- **Task prompt**
Reproduce all the lines exactly as they stand, apart from the pictures.

- **Material for the task**
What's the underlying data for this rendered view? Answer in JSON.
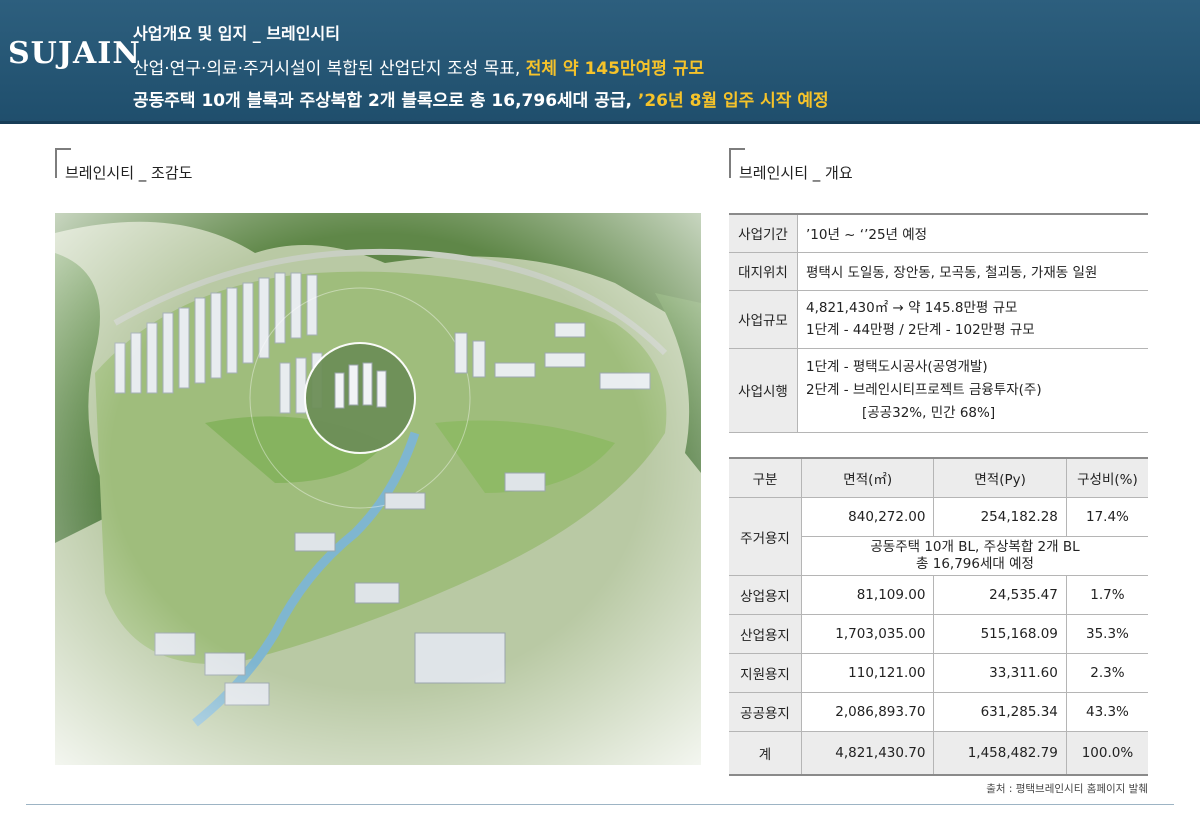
{
  "header": {
    "logo": "SUJAIN",
    "title": "사업개요 및 입지 _ 브레인시티",
    "line1_a": "산업·연구·의료·주거시설이 복합된 산업단지 조성 목표, ",
    "line1_b": "전체 약 145만여평 규모",
    "line2_a": "공동주택 10개 블록과 주상복합 2개 블록으로 총 16,796세대 공급, ",
    "line2_b": "’26년 8월 입주 시작 예정",
    "accent_color": "#f6c32a",
    "banner_color": "#24536f"
  },
  "left_section": {
    "title": "브레인시티 _ 조감도"
  },
  "right_section": {
    "title": "브레인시티 _ 개요"
  },
  "overview": [
    {
      "label": "사업기간",
      "lines": [
        "’10년 ~ ‘’25년 예정"
      ]
    },
    {
      "label": "대지위치",
      "lines": [
        "평택시 도일동, 장안동, 모곡동, 철괴동, 가재동 일원"
      ]
    },
    {
      "label": "사업규모",
      "lines": [
        "4,821,430㎡ → 약 145.8만평 규모",
        "1단계 - 44만평 / 2단계 - 102만평 규모"
      ]
    },
    {
      "label": "사업시행",
      "lines": [
        "1단계 - 평택도시공사(공영개발)",
        "2단계 - 브레인시티프로젝트 금융투자(주)",
        "[공공32%, 민간 68%]"
      ]
    }
  ],
  "land_table": {
    "headers": [
      "구분",
      "면적(㎡)",
      "면적(Py)",
      "구성비(%)"
    ],
    "residential": {
      "label": "주거용지",
      "sqm": "840,272.00",
      "py": "254,182.28",
      "ratio": "17.4%",
      "note1": "공동주택 10개 BL, 주상복합 2개 BL",
      "note2": "총 16,796세대 예정"
    },
    "rows": [
      {
        "label": "상업용지",
        "sqm": "81,109.00",
        "py": "24,535.47",
        "ratio": "1.7%"
      },
      {
        "label": "산업용지",
        "sqm": "1,703,035.00",
        "py": "515,168.09",
        "ratio": "35.3%"
      },
      {
        "label": "지원용지",
        "sqm": "110,121.00",
        "py": "33,311.60",
        "ratio": "2.3%"
      },
      {
        "label": "공공용지",
        "sqm": "2,086,893.70",
        "py": "631,285.34",
        "ratio": "43.3%"
      }
    ],
    "total": {
      "label": "계",
      "sqm": "4,821,430.70",
      "py": "1,458,482.79",
      "ratio": "100.0%"
    }
  },
  "source": "출처 : 평택브레인시티 홈페이지 발췌"
}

- **Complete answer**
What's the underlying data for this rendered view? Answer in JSON.
{
  "header": {
    "logo": "SUJAIN",
    "title": "사업개요 및 입지 _ 브레인시티",
    "line1_a": "산업·연구·의료·주거시설이 복합된 산업단지 조성 목표, ",
    "line1_b": "전체 약 145만여평 규모",
    "line2_a": "공동주택 10개 블록과 주상복합 2개 블록으로 총 16,796세대 공급, ",
    "line2_b": "’26년 8월 입주 시작 예정",
    "accent_color": "#f6c32a",
    "banner_color": "#24536f"
  },
  "left_section": {
    "title": "브레인시티 _ 조감도"
  },
  "right_section": {
    "title": "브레인시티 _ 개요"
  },
  "overview": [
    {
      "label": "사업기간",
      "lines": [
        "’10년 ~ ‘’25년 예정"
      ]
    },
    {
      "label": "대지위치",
      "lines": [
        "평택시 도일동, 장안동, 모곡동, 철괴동, 가재동 일원"
      ]
    },
    {
      "label": "사업규모",
      "lines": [
        "4,821,430㎡ → 약 145.8만평 규모",
        "1단계 - 44만평 / 2단계 - 102만평 규모"
      ]
    },
    {
      "label": "사업시행",
      "lines": [
        "1단계 - 평택도시공사(공영개발)",
        "2단계 - 브레인시티프로젝트 금융투자(주)",
        "[공공32%, 민간 68%]"
      ]
    }
  ],
  "land_table": {
    "headers": [
      "구분",
      "면적(㎡)",
      "면적(Py)",
      "구성비(%)"
    ],
    "residential": {
      "label": "주거용지",
      "sqm": "840,272.00",
      "py": "254,182.28",
      "ratio": "17.4%",
      "note1": "공동주택 10개 BL, 주상복합 2개 BL",
      "note2": "총 16,796세대 예정"
    },
    "rows": [
      {
        "label": "상업용지",
        "sqm": "81,109.00",
        "py": "24,535.47",
        "ratio": "1.7%"
      },
      {
        "label": "산업용지",
        "sqm": "1,703,035.00",
        "py": "515,168.09",
        "ratio": "35.3%"
      },
      {
        "label": "지원용지",
        "sqm": "110,121.00",
        "py": "33,311.60",
        "ratio": "2.3%"
      },
      {
        "label": "공공용지",
        "sqm": "2,086,893.70",
        "py": "631,285.34",
        "ratio": "43.3%"
      }
    ],
    "total": {
      "label": "계",
      "sqm": "4,821,430.70",
      "py": "1,458,482.79",
      "ratio": "100.0%"
    }
  },
  "source": "출처 : 평택브레인시티 홈페이지 발췌"
}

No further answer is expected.